Data shown:
========================================================================

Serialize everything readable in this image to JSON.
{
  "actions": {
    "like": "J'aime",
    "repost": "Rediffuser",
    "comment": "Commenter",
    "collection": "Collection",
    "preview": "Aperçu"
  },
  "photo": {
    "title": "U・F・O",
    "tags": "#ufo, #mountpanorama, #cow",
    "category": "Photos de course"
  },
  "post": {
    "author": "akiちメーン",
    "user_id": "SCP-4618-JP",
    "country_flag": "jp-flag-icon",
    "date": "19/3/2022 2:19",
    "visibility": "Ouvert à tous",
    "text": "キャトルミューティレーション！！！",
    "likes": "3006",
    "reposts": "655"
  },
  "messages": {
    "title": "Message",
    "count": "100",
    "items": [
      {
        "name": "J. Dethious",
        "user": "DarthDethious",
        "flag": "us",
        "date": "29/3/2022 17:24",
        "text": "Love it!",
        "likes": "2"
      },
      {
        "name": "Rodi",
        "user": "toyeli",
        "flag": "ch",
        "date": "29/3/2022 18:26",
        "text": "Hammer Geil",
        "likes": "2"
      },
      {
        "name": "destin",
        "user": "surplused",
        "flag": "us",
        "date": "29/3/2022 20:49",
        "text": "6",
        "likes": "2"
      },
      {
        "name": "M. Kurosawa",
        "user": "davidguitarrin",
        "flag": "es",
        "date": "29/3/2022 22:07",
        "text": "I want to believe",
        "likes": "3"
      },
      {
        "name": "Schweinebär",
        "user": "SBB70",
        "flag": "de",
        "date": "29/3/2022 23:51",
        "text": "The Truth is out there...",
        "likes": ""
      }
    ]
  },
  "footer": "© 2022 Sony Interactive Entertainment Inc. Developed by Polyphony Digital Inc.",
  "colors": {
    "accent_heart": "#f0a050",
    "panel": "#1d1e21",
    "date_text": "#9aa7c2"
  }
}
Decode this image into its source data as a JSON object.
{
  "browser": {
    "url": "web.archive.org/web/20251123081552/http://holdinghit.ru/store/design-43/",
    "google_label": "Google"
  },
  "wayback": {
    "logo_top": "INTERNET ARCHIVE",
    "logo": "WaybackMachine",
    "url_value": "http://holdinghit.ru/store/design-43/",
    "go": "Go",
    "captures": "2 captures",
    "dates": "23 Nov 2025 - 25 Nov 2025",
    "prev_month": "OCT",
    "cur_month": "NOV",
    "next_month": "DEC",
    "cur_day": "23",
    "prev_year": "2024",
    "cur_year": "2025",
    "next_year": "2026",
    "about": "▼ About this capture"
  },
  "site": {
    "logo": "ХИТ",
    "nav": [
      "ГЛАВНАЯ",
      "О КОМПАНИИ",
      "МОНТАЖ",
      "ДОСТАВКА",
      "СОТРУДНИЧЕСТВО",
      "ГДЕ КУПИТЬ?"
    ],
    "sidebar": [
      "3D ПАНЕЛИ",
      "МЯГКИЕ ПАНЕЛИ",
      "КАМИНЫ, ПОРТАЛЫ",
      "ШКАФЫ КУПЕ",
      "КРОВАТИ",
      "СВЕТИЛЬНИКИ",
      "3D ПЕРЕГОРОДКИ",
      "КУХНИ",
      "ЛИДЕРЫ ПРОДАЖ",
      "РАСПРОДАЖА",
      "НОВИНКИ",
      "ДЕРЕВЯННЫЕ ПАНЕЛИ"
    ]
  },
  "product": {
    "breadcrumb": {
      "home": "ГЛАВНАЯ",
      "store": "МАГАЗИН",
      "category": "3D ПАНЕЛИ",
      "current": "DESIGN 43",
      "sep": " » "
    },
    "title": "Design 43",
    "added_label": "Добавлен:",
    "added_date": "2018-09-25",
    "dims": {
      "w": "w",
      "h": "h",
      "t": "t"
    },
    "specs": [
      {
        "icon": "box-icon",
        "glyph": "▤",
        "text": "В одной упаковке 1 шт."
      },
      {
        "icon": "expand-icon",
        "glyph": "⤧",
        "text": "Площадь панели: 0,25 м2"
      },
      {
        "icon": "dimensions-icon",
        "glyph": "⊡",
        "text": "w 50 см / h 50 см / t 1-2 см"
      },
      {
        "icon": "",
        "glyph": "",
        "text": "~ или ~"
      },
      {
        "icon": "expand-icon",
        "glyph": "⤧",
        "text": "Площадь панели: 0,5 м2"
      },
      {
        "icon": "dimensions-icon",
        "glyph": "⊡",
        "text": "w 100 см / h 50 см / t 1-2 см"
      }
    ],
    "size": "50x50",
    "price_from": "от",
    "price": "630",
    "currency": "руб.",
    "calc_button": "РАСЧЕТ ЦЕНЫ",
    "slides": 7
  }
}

========================================================================

What to produce: Isolate the lines above that contain the word "title" and copy them.

Result of the task:
    "title": "U・F・O",
    "title": "Message",
    "title": "Design 43",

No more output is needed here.